[start]

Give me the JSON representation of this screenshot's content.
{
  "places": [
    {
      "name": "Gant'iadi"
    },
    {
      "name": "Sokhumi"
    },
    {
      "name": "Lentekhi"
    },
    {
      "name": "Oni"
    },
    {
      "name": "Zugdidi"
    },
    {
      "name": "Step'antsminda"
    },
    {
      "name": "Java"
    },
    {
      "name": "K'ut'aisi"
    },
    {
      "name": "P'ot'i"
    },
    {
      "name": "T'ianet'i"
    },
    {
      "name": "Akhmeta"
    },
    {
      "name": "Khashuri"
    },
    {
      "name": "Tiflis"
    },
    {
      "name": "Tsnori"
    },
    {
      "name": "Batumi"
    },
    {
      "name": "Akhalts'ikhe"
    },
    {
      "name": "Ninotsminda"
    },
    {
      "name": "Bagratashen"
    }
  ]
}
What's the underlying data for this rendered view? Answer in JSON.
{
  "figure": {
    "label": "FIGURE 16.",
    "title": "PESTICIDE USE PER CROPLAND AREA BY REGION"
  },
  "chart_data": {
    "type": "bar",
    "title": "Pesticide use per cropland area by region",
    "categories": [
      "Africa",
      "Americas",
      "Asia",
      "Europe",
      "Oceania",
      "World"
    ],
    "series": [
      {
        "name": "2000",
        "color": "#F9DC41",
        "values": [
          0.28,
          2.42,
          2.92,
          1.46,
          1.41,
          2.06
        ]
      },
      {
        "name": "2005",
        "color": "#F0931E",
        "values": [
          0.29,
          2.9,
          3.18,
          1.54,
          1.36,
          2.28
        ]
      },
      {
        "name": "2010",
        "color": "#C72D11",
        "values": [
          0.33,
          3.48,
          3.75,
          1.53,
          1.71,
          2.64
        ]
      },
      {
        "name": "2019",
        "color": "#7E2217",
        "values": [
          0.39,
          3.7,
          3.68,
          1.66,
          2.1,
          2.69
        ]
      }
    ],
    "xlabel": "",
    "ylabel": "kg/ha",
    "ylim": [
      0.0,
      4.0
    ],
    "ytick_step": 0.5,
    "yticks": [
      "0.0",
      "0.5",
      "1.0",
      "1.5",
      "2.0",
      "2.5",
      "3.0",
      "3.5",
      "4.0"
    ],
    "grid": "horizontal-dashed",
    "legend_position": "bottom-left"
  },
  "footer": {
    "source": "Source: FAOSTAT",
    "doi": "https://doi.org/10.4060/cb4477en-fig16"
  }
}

[end]

SET EXERCISE – Output a single number: how many lines contain the word "color".

TASK ANSWER – 4